* _Provided text_:
◇ ◇ ◇ ◇ ◇
CMS 75th+1 Anniversary Summer Meeting

Ottawa, June 7 - 11, 2021


Stochastic partial differential equations
Org: Raluca Balan (Ottawa) and Yaozhong Hu (Alberta)

MIKE KOURITZIN, University of Alberta
Local interactions in stochastic differential equations  [PDF]

This talk with be based on joint work with Tom Kurtz and Jie Xiong.

An infinite system of real-valued stochastic differential equations for particle locations is considered. The particles exhibit local interactions through drift coefficients that depend upon other particles within a fixed distance. Strong existence and uniqueness is proved for this particle system with potentially discontinuous, local interactions. Current related work in stochastic partial differential equations will be discussed if time permits.

CARL MUELLER, University of Rochester
A Small Ball Problem for the Random String  [PDF]

This is joint work with Siva Athreya and Mathew Joseph.

Small ball problems for stochastic processes have a long history. One seeks to estimate the probability that a process stays in a small ball for a long time. Such estimates help us study the Hausdorff measure of the range of the process, among other things. Most such results involve Markov processes taking values in finite dimensional spaces, or Gaussian random fields. We establish a small ball estimate for vector-valued solutions of the stochastic heat equation with multiplicative white noise, which falls outside of the class of processes mentioned above. At one point we need to use the best constant in the Burkholder-Davis-Gundy inequality for large values of p.
◇ ◇ ◇ ◇ ◇
* _Data shown_:
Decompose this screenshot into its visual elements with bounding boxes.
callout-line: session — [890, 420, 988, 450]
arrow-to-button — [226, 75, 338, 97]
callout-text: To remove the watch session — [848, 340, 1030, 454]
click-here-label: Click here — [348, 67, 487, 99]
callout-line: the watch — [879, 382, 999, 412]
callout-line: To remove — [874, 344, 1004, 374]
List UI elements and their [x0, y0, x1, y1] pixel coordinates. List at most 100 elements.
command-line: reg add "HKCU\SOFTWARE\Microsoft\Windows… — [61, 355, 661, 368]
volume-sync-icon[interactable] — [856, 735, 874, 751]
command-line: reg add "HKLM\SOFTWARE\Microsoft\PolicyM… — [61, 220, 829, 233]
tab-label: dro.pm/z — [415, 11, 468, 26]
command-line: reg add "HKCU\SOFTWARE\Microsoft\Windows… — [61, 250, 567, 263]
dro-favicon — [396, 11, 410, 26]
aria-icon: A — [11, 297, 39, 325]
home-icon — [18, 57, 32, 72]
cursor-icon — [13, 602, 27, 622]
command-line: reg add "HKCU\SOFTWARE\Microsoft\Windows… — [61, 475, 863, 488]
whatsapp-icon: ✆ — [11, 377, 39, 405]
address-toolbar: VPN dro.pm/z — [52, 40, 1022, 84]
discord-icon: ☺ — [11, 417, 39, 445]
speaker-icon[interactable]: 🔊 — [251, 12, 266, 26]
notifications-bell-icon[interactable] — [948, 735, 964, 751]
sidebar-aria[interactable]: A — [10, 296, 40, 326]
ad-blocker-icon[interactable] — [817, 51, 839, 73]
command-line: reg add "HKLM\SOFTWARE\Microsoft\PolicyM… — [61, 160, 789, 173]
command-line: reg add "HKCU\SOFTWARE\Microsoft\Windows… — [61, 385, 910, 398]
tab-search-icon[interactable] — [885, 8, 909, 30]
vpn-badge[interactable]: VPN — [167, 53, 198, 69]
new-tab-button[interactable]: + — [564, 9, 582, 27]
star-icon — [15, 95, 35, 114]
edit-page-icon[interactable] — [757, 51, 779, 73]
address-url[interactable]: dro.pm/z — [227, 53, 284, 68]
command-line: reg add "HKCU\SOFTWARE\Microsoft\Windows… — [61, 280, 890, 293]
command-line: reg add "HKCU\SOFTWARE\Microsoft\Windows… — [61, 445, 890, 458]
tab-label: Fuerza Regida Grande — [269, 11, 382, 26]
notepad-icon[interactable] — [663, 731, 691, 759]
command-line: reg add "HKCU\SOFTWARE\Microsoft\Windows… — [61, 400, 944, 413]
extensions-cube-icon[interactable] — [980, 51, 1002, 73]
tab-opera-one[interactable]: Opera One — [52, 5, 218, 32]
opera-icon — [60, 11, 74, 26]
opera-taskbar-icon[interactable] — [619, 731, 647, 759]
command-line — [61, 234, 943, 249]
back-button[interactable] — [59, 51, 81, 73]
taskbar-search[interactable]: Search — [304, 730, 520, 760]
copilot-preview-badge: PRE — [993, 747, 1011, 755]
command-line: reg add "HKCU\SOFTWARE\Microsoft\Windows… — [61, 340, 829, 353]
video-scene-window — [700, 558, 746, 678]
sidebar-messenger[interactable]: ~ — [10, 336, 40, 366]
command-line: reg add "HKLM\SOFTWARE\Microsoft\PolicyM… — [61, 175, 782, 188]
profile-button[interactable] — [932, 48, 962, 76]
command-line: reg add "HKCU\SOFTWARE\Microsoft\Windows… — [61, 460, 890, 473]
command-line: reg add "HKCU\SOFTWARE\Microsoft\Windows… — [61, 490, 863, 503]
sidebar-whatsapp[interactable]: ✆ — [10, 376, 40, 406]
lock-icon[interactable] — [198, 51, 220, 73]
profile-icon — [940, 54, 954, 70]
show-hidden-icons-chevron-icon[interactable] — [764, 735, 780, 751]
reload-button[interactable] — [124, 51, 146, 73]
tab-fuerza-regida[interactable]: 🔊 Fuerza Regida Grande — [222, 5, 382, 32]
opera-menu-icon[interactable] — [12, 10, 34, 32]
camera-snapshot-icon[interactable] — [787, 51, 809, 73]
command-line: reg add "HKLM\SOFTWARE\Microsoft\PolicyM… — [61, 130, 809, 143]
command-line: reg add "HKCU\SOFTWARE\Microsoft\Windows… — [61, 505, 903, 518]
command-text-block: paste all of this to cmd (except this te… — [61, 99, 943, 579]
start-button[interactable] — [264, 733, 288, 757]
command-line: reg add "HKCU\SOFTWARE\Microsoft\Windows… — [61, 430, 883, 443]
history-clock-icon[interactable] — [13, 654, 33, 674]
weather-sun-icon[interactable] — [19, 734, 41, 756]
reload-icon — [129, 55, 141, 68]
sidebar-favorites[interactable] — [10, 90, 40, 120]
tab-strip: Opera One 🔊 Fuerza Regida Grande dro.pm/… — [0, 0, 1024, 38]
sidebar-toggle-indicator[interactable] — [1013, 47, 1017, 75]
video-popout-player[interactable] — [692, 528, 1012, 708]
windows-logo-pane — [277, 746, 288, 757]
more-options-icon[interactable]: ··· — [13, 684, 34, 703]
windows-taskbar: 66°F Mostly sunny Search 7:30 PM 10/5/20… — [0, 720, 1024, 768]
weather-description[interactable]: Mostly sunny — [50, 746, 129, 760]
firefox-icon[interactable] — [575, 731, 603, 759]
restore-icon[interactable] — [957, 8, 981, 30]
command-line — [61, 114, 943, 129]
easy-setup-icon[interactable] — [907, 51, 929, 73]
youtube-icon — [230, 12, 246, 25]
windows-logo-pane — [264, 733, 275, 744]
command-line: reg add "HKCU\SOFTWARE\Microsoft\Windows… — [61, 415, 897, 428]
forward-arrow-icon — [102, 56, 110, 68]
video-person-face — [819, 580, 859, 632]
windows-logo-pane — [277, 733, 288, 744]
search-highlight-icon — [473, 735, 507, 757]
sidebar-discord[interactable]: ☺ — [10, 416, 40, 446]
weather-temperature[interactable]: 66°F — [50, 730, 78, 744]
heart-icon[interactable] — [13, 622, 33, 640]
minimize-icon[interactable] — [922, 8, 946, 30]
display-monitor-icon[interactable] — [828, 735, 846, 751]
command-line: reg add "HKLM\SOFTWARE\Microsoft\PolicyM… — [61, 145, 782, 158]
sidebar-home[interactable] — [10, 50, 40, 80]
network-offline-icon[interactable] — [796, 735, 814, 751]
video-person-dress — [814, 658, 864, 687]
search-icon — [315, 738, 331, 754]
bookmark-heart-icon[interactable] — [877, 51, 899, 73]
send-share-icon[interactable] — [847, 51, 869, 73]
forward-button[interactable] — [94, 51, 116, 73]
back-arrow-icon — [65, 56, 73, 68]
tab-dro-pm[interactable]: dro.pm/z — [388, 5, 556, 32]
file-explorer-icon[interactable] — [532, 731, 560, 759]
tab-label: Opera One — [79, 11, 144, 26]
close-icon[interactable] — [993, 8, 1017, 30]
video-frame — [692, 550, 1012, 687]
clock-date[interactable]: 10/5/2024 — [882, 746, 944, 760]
◇ ◇ ◇ ◇ ◇
* _Exercise details_: Continue the session listing on stochastic partial differential equations from the Ottawa meeting, starting right after its last sentence.

* _Answer to this problem_:
Convergence of densities for the stochastic heat equation  [PDF]

Consider the one-dimensional stochastic heat equation driven by a space-time white noise with constant initial condition. The purpose of this talk is to present a recent result on the uniform convergence of the density of the normalized spatial averages of the solution on an interval $[-R,R]$, as $R$ tends to infinity, to the density of the standard normal distribution, assuming some non-degeneracy and regularity conditions on the nonlinear coefficient $\sigma$. The proof is based on the combination of the techniques of Malliavin calculus with Stein's method for normal approximations.

MARKUS RIEDLE, King's College London
Stochastic evolution equations driven by cylindrical stable noise  [PDF]

In this talk we present an existence result for the mild solution of a stochastic evolution equation driven by a symmetric $\alpha$-stable cylindrical L\'evy process defined on a Hilbert space for $\alpha \in (1,2)$. In contrast to other literature, our work is based on the so-called semigroup approach to SPDEs. Similar to the fact that there are no standard Gaussian distribution in an infinite dimensional Hilbert space, the symmetric $\alpha$-stable noise only exists in a generalised sense. As a consequence, to derive the existence result, we need to employ some non-standard methods, which we will present and discuss in this talk.

Joint work with Tomasz Kosmala.

MICKEY SALINS, Boston University
Global solutions for the stochastic reaction-diffusion equation with polynomially dissipative forcing  [PDF]

We identify a condition that implies that solutions to the stochastic reaction-diffusion equation $\frac{\partial u}{\partial t} = \mathcal{A} u + f(u) + \sigma(u) \dot{W}$ on a bounded spatial domain never blow up. We consider the case where $f$ features polynomial dissipativity of the form $f(u)\text{sign}(u) \leq –K_1 |u|^\beta$ for $\beta>1$ and $|u|$ large. This kind of strong dissipation prevents solutions from blowing up even when the multiplicative noise coefficient grows polynomially like $|\sigma(u)|\leq K_2(1+|u|^\gamma)$ as long as $\gamma < 1 + \frac{(1-\eta)(\beta-1)}{2}$. The constant $\eta \in (0,1)$ is a scalar that describes a relationship between the eigenvalues of the of linear operator and the eigenvalues of the Gaussian noise.

JIAN SONG, Shandong University
Scaling limit of a directed polymer among a Poisson field of independent walks  [PDF]

This talk is based on a joint work with Hao Shen, Rongfeng Sun and Lihu Xu.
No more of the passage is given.